§ TASK PROMPT: Restate the records that follow word for word; no pictures should appear.

§ DATASET:
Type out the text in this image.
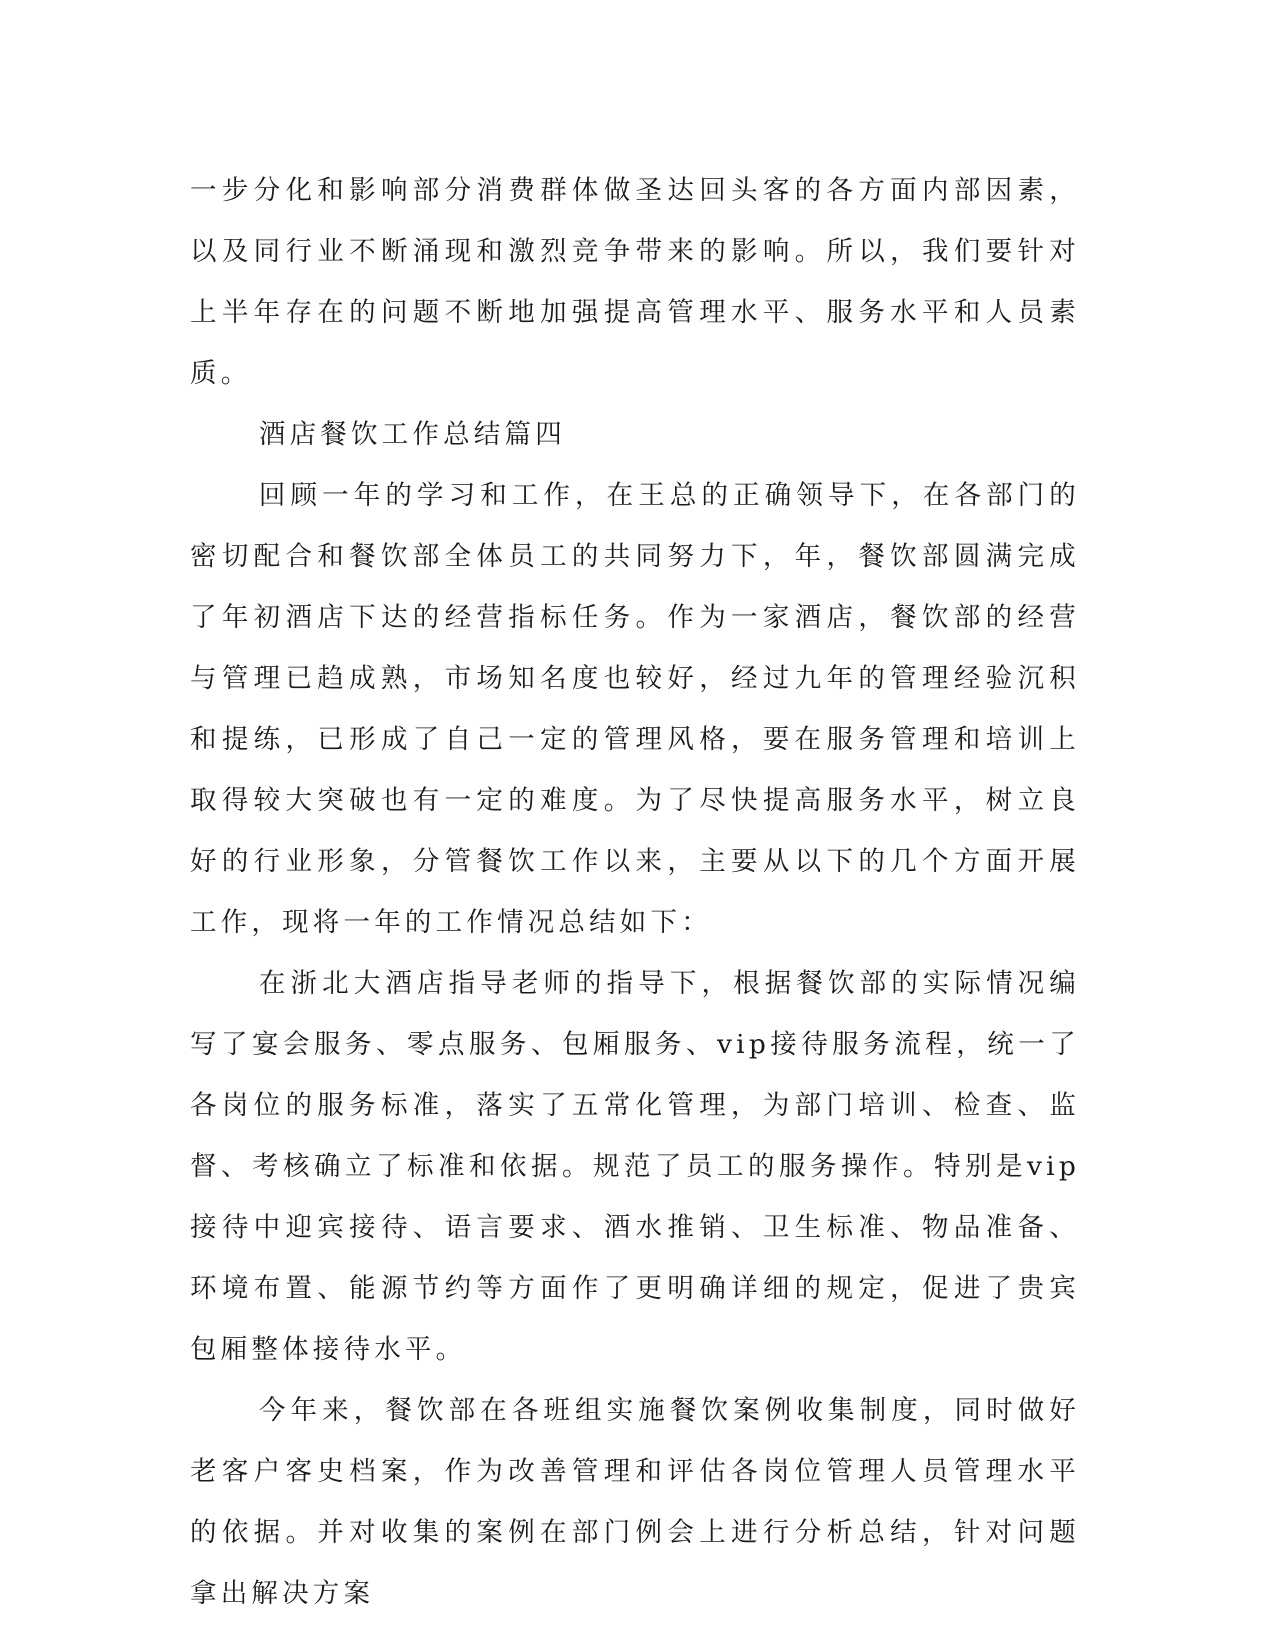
一步分化和影响部分消费群体做圣达回头客的各方面内部因素，以及同行业不断涌现和激烈竞争带来的影响。所以，我们要针对上半年存在的问题不断地加强提高管理水平、服务水平和人员素质。

酒店餐饮工作总结篇四

回顾一年的学习和工作，在王总的正确领导下，在各部门的密切配合和餐饮部全体员工的共同努力下，年，餐饮部圆满完成了年初酒店下达的经营指标任务。作为一家酒店，餐饮部的经营与管理已趋成熟，市场知名度也较好，经过九年的管理经验沉积和提练，已形成了自己一定的管理风格，要在服务管理和培训上取得较大突破也有一定的难度。为了尽快提高服务水平，树立良好的行业形象，分管餐饮工作以来，主要从以下的几个方面开展工作，现将一年的工作情况总结如下：

在浙北大酒店指导老师的指导下，根据餐饮部的实际情况编写了宴会服务、零点服务、包厢服务、vip接待服务流程，统一了各岗位的服务标准，落实了五常化管理，为部门培训、检查、监督、考核确立了标准和依据。规范了员工的服务操作。特别是vip接待中迎宾接待、语言要求、酒水推销、卫生标准、物品准备、环境布置、能源节约等方面作了更明确详细的规定，促进了贵宾包厢整体接待水平。

今年来，餐饮部在各班组实施餐饮案例收集制度，同时做好老客户客史档案，作为改善管理和评估各岗位管理人员管理水平的依据。并对收集的案例在部门例会上进行分析总结，针对问题拿出解决方案
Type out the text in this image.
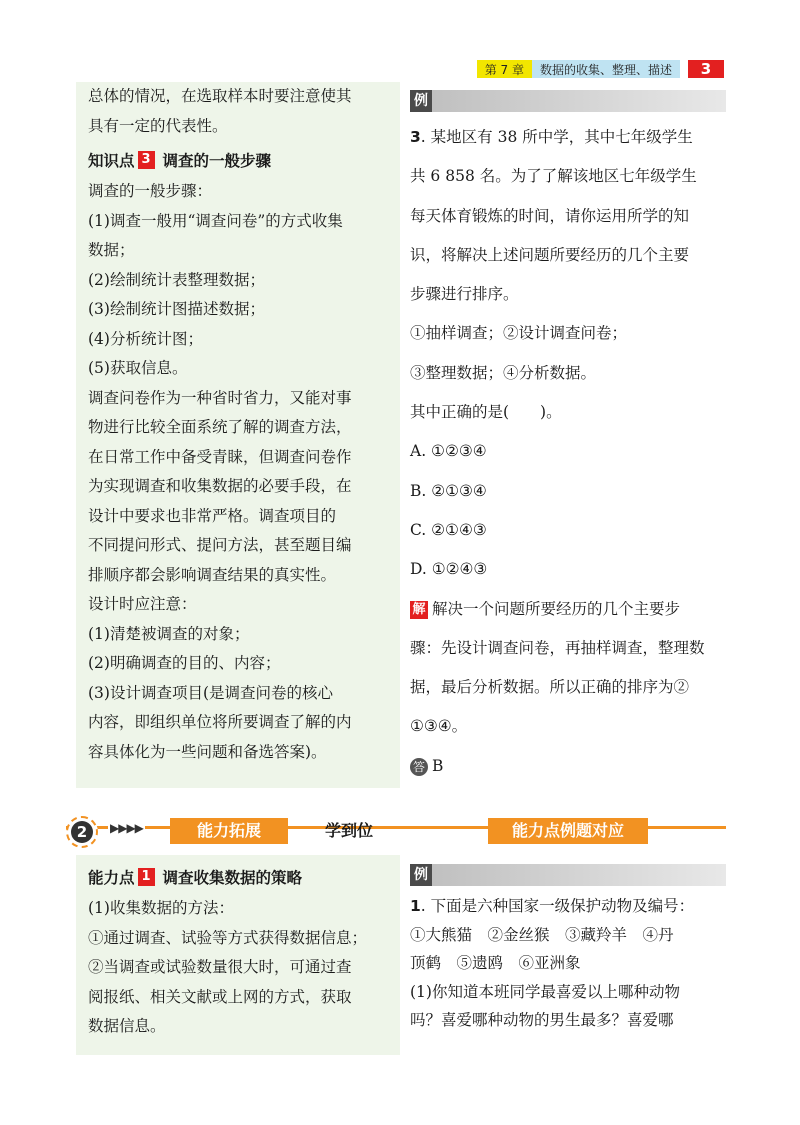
第 7 章	数据的收集、整理、描述	3
总体的情况，在选取样本时要注意使其
具有一定的代表性。
知识点 3 调查的一般步骤
调查的一般步骤：
(1)调查一般用“调查问卷”的方式收集
数据；
(2)绘制统计表整理数据；
(3)绘制统计图描述数据；
(4)分析统计图；
(5)获取信息。
调查问卷作为一种省时省力，又能对事
物进行比较全面系统了解的调查方法，
在日常工作中备受青睐，但调查问卷作
为实现调查和收集数据的必要手段，在
设计中要求也非常严格。调查项目的
不同提问形式、提问方法，甚至题目编
排顺序都会影响调查结果的真实性。
设计时应注意：
(1)清楚被调查的对象；
(2)明确调查的目的、内容；
(3)设计调查项目(是调查问卷的核心
内容，即组织单位将所要调查了解的内
容具体化为一些问题和备选答案)。
例
3. 某地区有 38 所中学，其中七年级学生
共 6 858 名。为了了解该地区七年级学生
每天体育锻炼的时间，请你运用所学的知
识，将解决上述问题所要经历的几个主要
步骤进行排序。
①抽样调查；②设计调查问卷；
③整理数据；④分析数据。
其中正确的是(　　)。
A. ①②③④
B. ②①③④
C. ②①④③
D. ①②④③
解 解决一个问题所要经历的几个主要步
骤：先设计调查问卷，再抽样调查，整理数
据，最后分析数据。所以正确的排序为②
①③④。
答 B
2	▶▶▶▶	能力拓展	学到位	能力点例题对应
能力点 1 调查收集数据的策略
(1)收集数据的方法：
①通过调查、试验等方式获得数据信息；
②当调查或试验数量很大时，可通过查
阅报纸、相关文献或上网的方式，获取
数据信息。
例
1. 下面是六种国家一级保护动物及编号：
①大熊猫　②金丝猴　③藏羚羊　④丹
顶鹤　⑤遗鸥　⑥亚洲象
(1)你知道本班同学最喜爱以上哪种动物
吗？喜爱哪种动物的男生最多？喜爱哪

§ ANSWER TO THIS EXERCISE:
Type out the text in this image.
一步分化和影响部分消费群体做圣达回头客的各方面内部因素，以及同行业不断涌现和激烈竞争带来的影响。所以，我们要针对上半年存在的问题不断地加强提高管理水平、服务水平和人员素质。

酒店餐饮工作总结篇四

回顾一年的学习和工作，在王总的正确领导下，在各部门的密切配合和餐饮部全体员工的共同努力下，年，餐饮部圆满完成了年初酒店下达的经营指标任务。作为一家酒店，餐饮部的经营与管理已趋成熟，市场知名度也较好，经过九年的管理经验沉积和提练，已形成了自己一定的管理风格，要在服务管理和培训上取得较大突破也有一定的难度。为了尽快提高服务水平，树立良好的行业形象，分管餐饮工作以来，主要从以下的几个方面开展工作，现将一年的工作情况总结如下：

在浙北大酒店指导老师的指导下，根据餐饮部的实际情况编写了宴会服务、零点服务、包厢服务、vip接待服务流程，统一了各岗位的服务标准，落实了五常化管理，为部门培训、检查、监督、考核确立了标准和依据。规范了员工的服务操作。特别是vip接待中迎宾接待、语言要求、酒水推销、卫生标准、物品准备、环境布置、能源节约等方面作了更明确详细的规定，促进了贵宾包厢整体接待水平。

今年来，餐饮部在各班组实施餐饮案例收集制度，同时做好老客户客史档案，作为改善管理和评估各岗位管理人员管理水平的依据。并对收集的案例在部门例会上进行分析总结，针对问题拿出解决方案
Type out the text in this image.
第 7 章	数据的收集、整理、描述	3
总体的情况，在选取样本时要注意使其
具有一定的代表性。
知识点 3 调查的一般步骤
调查的一般步骤：
(1)调查一般用“调查问卷”的方式收集
数据；
(2)绘制统计表整理数据；
(3)绘制统计图描述数据；
(4)分析统计图；
(5)获取信息。
调查问卷作为一种省时省力，又能对事
物进行比较全面系统了解的调查方法，
在日常工作中备受青睐，但调查问卷作
为实现调查和收集数据的必要手段，在
设计中要求也非常严格。调查项目的
不同提问形式、提问方法，甚至题目编
排顺序都会影响调查结果的真实性。
设计时应注意：
(1)清楚被调查的对象；
(2)明确调查的目的、内容；
(3)设计调查项目(是调查问卷的核心
内容，即组织单位将所要调查了解的内
容具体化为一些问题和备选答案)。
例
3. 某地区有 38 所中学，其中七年级学生
共 6 858 名。为了了解该地区七年级学生
每天体育锻炼的时间，请你运用所学的知
识，将解决上述问题所要经历的几个主要
步骤进行排序。
①抽样调查；②设计调查问卷；
③整理数据；④分析数据。
其中正确的是(　　)。
A. ①②③④
B. ②①③④
C. ②①④③
D. ①②④③
解 解决一个问题所要经历的几个主要步
骤：先设计调查问卷，再抽样调查，整理数
据，最后分析数据。所以正确的排序为②
①③④。
答 B
2	▶▶▶▶	能力拓展	学到位	能力点例题对应
能力点 1 调查收集数据的策略
(1)收集数据的方法：
①通过调查、试验等方式获得数据信息；
②当调查或试验数量很大时，可通过查
阅报纸、相关文献或上网的方式，获取
数据信息。
例
1. 下面是六种国家一级保护动物及编号：
①大熊猫　②金丝猴　③藏羚羊　④丹
顶鹤　⑤遗鸥　⑥亚洲象
(1)你知道本班同学最喜爱以上哪种动物
吗？喜爱哪种动物的男生最多？喜爱哪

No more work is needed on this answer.